▶ _Given exercise_
Copy out the listing in full, exactly as written, but not its pictures.

▶ _Information provided_
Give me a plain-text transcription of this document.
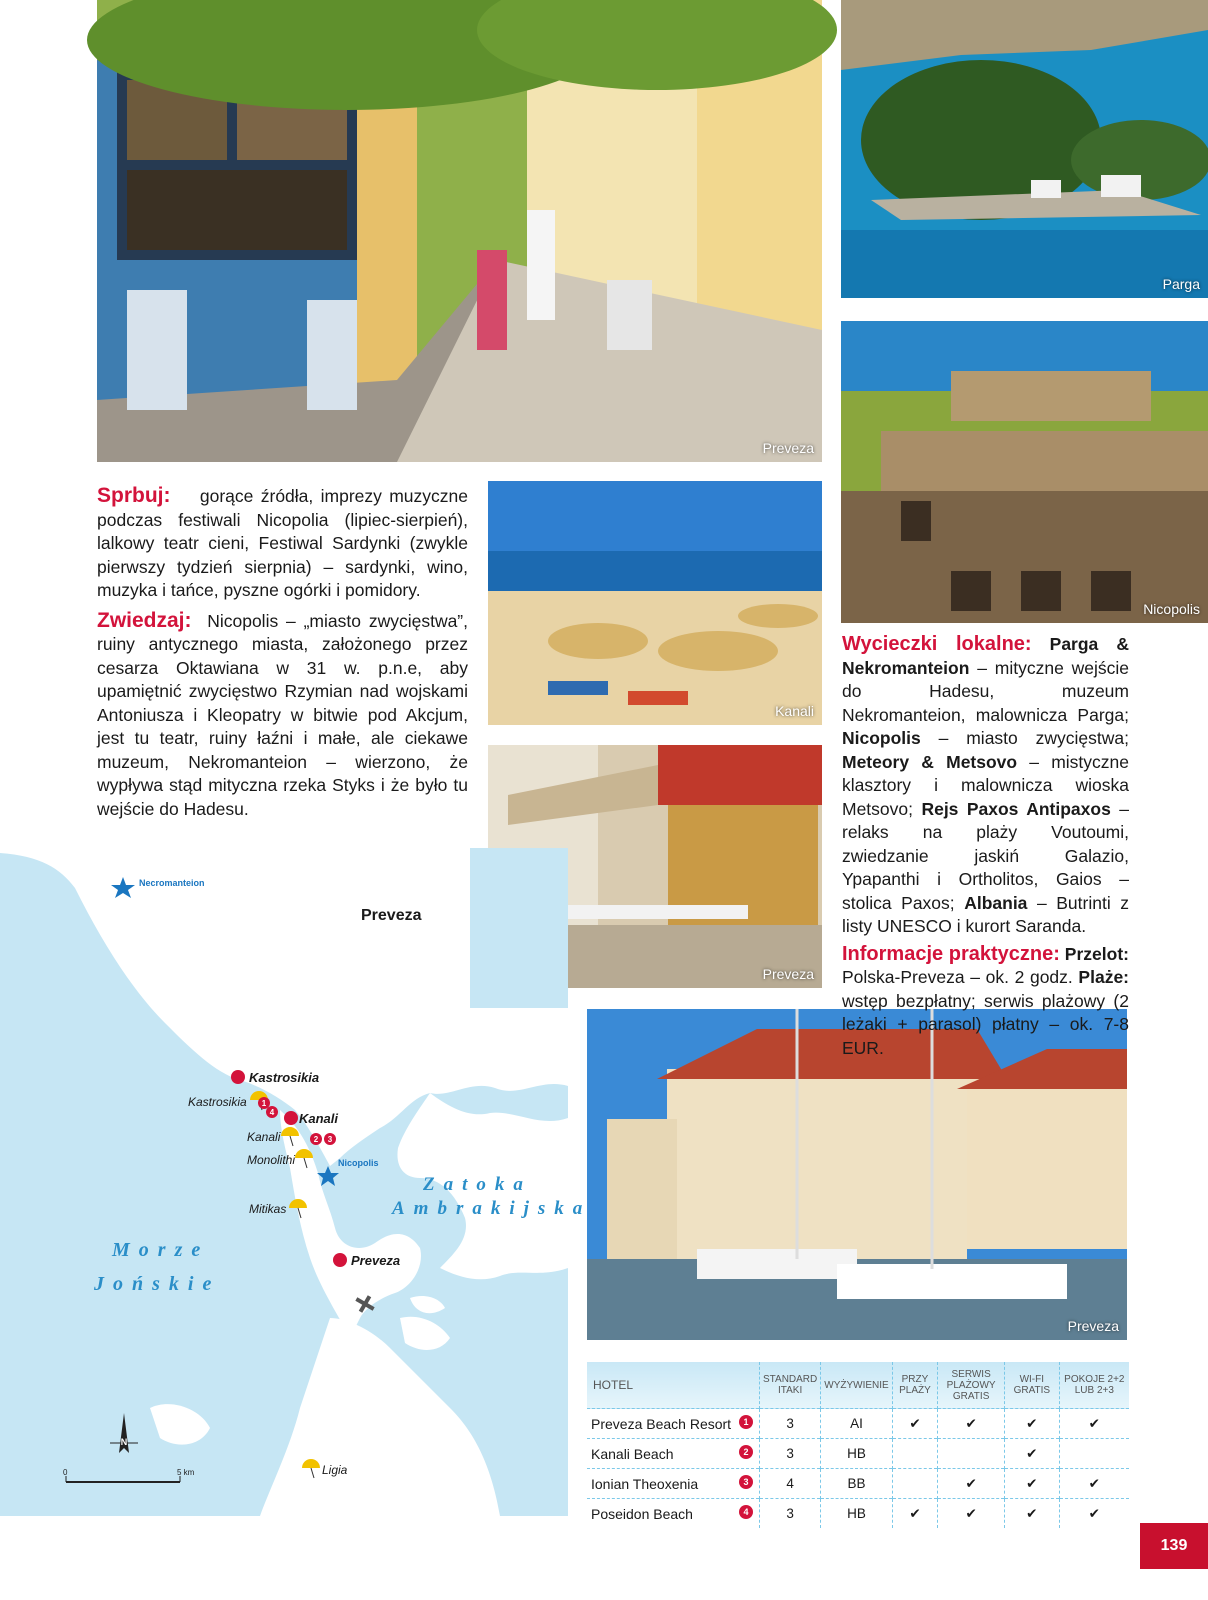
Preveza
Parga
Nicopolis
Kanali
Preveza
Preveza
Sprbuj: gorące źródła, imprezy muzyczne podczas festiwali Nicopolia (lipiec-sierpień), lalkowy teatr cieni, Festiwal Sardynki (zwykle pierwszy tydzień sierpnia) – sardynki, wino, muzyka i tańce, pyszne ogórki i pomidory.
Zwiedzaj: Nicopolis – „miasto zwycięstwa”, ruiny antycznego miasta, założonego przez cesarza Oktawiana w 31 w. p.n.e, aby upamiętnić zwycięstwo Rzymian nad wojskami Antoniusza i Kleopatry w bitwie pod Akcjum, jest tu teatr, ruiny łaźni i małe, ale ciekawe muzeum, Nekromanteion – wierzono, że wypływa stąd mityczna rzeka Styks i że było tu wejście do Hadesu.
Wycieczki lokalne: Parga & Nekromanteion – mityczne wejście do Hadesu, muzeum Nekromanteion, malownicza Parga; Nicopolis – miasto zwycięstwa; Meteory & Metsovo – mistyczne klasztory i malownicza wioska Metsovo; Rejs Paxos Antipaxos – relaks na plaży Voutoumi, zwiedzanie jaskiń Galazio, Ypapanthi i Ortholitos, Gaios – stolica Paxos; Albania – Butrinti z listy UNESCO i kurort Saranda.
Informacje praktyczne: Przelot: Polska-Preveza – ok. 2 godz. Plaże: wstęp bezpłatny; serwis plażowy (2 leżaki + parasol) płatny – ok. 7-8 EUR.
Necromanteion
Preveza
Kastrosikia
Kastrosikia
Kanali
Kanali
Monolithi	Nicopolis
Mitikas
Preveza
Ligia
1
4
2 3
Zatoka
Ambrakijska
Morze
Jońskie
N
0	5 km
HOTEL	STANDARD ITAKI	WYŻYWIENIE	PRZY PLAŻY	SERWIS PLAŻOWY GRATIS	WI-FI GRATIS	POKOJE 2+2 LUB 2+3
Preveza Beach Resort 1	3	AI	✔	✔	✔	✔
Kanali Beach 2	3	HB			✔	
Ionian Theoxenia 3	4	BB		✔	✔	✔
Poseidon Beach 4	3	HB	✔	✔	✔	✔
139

▶ _Solution_
Give me a plain-text transcription of this document.
Preveza
Parga
Nicopolis
Kanali
Preveza
Preveza
Sprbuj: gorące źródła, imprezy muzyczne podczas festiwali Nicopolia (lipiec-sierpień), lalkowy teatr cieni, Festiwal Sardynki (zwykle pierwszy tydzień sierpnia) – sardynki, wino, muzyka i tańce, pyszne ogórki i pomidory.
Zwiedzaj: Nicopolis – „miasto zwycięstwa”, ruiny antycznego miasta, założonego przez cesarza Oktawiana w 31 w. p.n.e, aby upamiętnić zwycięstwo Rzymian nad wojskami Antoniusza i Kleopatry w bitwie pod Akcjum, jest tu teatr, ruiny łaźni i małe, ale ciekawe muzeum, Nekromanteion – wierzono, że wypływa stąd mityczna rzeka Styks i że było tu wejście do Hadesu.
Wycieczki lokalne: Parga & Nekromanteion – mityczne wejście do Hadesu, muzeum Nekromanteion, malownicza Parga; Nicopolis – miasto zwycięstwa; Meteory & Metsovo – mistyczne klasztory i malownicza wioska Metsovo; Rejs Paxos Antipaxos – relaks na plaży Voutoumi, zwiedzanie jaskiń Galazio, Ypapanthi i Ortholitos, Gaios – stolica Paxos; Albania – Butrinti z listy UNESCO i kurort Saranda.
Informacje praktyczne: Przelot: Polska-Preveza – ok. 2 godz. Plaże: wstęp bezpłatny; serwis plażowy (2 leżaki + parasol) płatny – ok. 7-8 EUR.
Necromanteion
Preveza
Kastrosikia
Kastrosikia
Kanali
Kanali
Monolithi	Nicopolis
Mitikas
Preveza
Ligia
1
4
2 3
Zatoka
Ambrakijska
Morze
Jońskie
N
0	5 km
HOTEL	STANDARD ITAKI	WYŻYWIENIE	PRZY PLAŻY	SERWIS PLAŻOWY GRATIS	WI-FI GRATIS	POKOJE 2+2 LUB 2+3
Preveza Beach Resort 1	3	AI	✔	✔	✔	✔
Kanali Beach 2	3	HB			✔	
Ionian Theoxenia 3	4	BB		✔	✔	✔
Poseidon Beach 4	3	HB	✔	✔	✔	✔
139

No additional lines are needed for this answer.